— start of Record extracts —

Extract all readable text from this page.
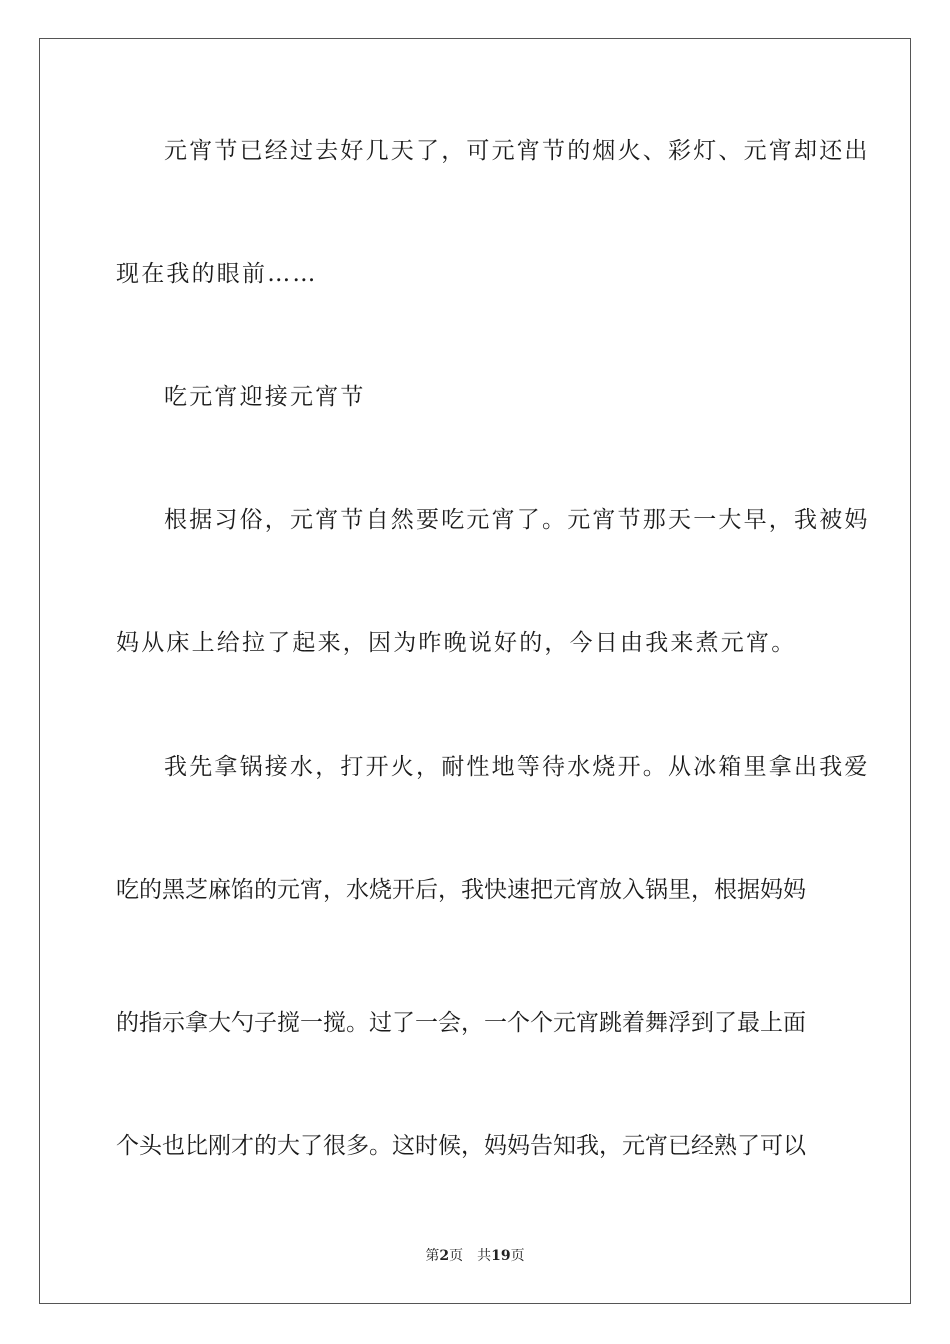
元宵节已经过去好几天了，可元宵节的烟火、彩灯、元宵却还出
现在我的眼前……
吃元宵迎接元宵节
根据习俗，元宵节自然要吃元宵了。元宵节那天一大早，我被妈
妈从床上给拉了起来，因为昨晚说好的，今日由我来煮元宵。
我先拿锅接水，打开火，耐性地等待水烧开。从冰箱里拿出我爱
吃的黑芝麻馅的元宵，水烧开后，我快速把元宵放入锅里，根据妈妈
的指示拿大勺子搅一搅。过了一会，一个个元宵跳着舞浮到了最上面
个头也比刚才的大了很多。这时候，妈妈告知我，元宵已经熟了可以
第2页 共19页
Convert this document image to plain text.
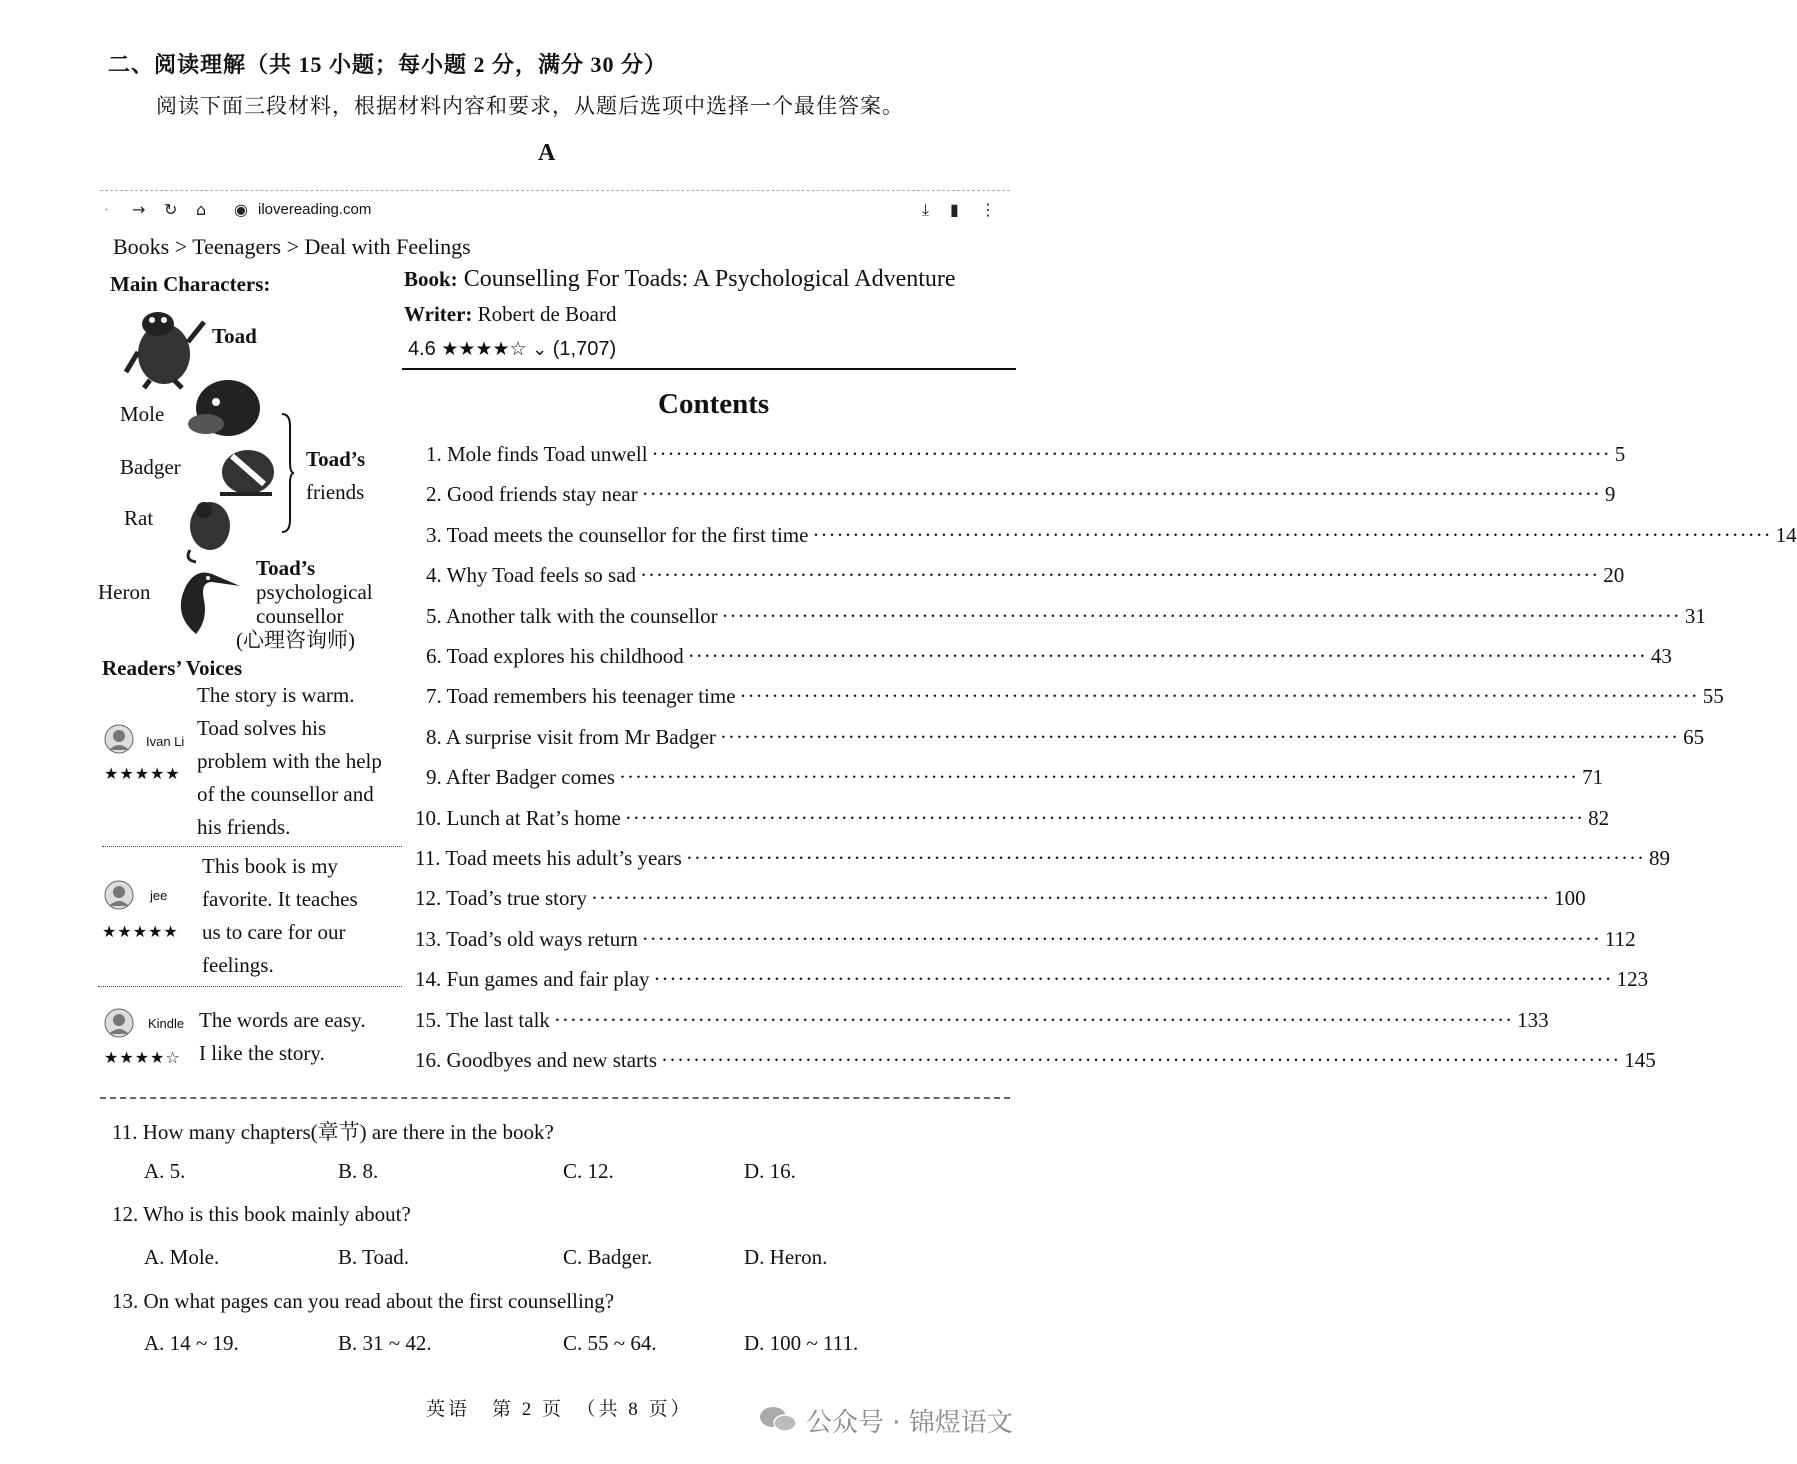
二、阅读理解（共 15 小题；每小题 2 分，满分 30 分）
阅读下面三段材料，根据材料内容和要求，从题后选项中选择一个最佳答案。
A
· → ↻ ⌂ ◉ ilovereading.com	⤓ ▮ ⋮
Books > Teenagers > Deal with Feelings
Main Characters:
Toad
Mole
Badger
Rat
Toad’s
friends
Heron
Toad’s
psychological
counsellor
(心理咨询师)
Readers’ Voices
Ivan Li
★★★★★
The story is warm.
Toad solves his
problem with the help
of the counsellor and
his friends.
jee
★★★★★
This book is my
favorite. It teaches
us to care for our
feelings.
Kindle
★★★★☆
The words are easy.
I like the story.
Book: Counselling For Toads: A Psychological Adventure
Writer: Robert de Board
4.6 ★★★★☆ ⌄ (1,707)
Contents
1. Mole finds Toad unwell ························································································································ 5
2. Good friends stay near ························································································································ 9
3. Toad meets the counsellor for the first time ························································································································ 14
4. Why Toad feels so sad ························································································································ 20
5. Another talk with the counsellor ························································································································ 31
6. Toad explores his childhood ························································································································ 43
7. Toad remembers his teenager time ························································································································ 55
8. A surprise visit from Mr Badger ························································································································ 65
9. After Badger comes ························································································································ 71
10. Lunch at Rat’s home ························································································································ 82
11. Toad meets his adult’s years ························································································································ 89
12. Toad’s true story ························································································································ 100
13. Toad’s old ways return ························································································································ 112
14. Fun games and fair play ························································································································ 123
15. The last talk ························································································································ 133
16. Goodbyes and new starts ························································································································ 145
11. How many chapters(章节) are there in the book?
A. 5.	B. 8.	C. 12.	D. 16.
12. Who is this book mainly about?
A. Mole.	B. Toad.	C. Badger.	D. Heron.
13. On what pages can you read about the first counselling?
A. 14 ~ 19.	B. 31 ~ 42.	C. 55 ~ 64.	D. 100 ~ 111.
英语　第 2 页　（共 8 页）	公众号 · 锦煜语文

— end of Record extracts —

__To be done__
In the entries above, how many lines contain the word "about"? Answer with the number only.

__Final result__
2